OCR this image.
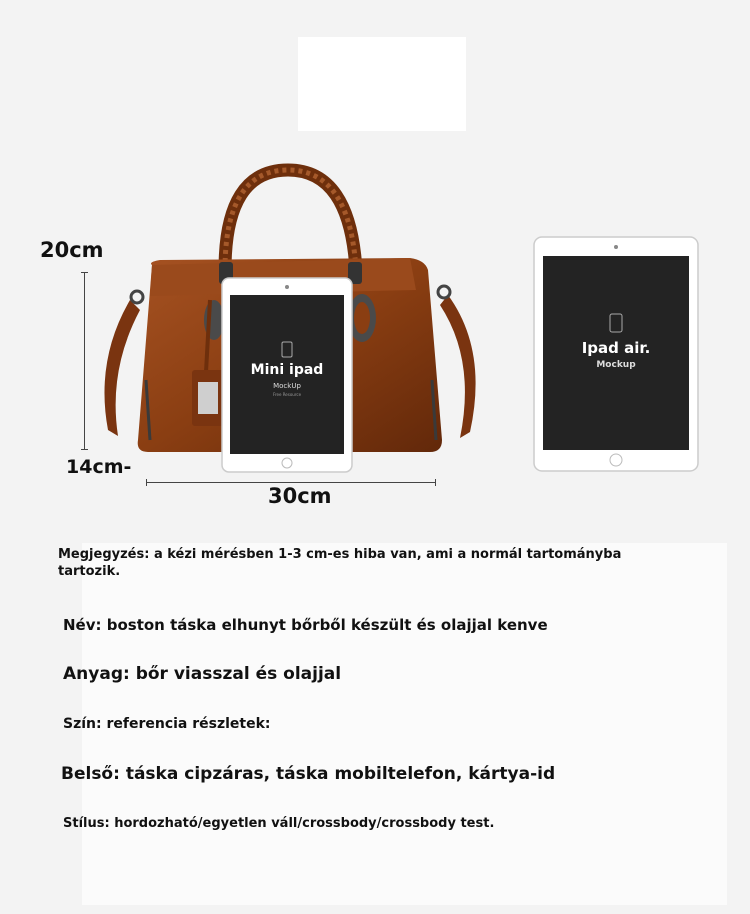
20cm
14cm-
30cm
Mini ipad
MockUp
Free Resource
Ipad air.
Mockup

Megjegyzés: a kézi mérésben 1-3 cm-es hiba van, ami a normál tartományba tartozik.

Név: boston táska elhunyt bőrből készült és olajjal kenve

Anyag: bőr viasszal és olajjal

Szín: referencia részletek:

Belső: táska cipzáras, táska mobiltelefon, kártya-id

Stílus: hordozható/egyetlen váll/crossbody/crossbody test.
::::
> _What needs to be done_
Lines holding the word "olajjal" in the entries above are the ones to pull out. Copy them all.

> _Task answer_
Név: boston táska elhunyt bőrből készült és olajjal kenve
Anyag: bőr viasszal és olajjal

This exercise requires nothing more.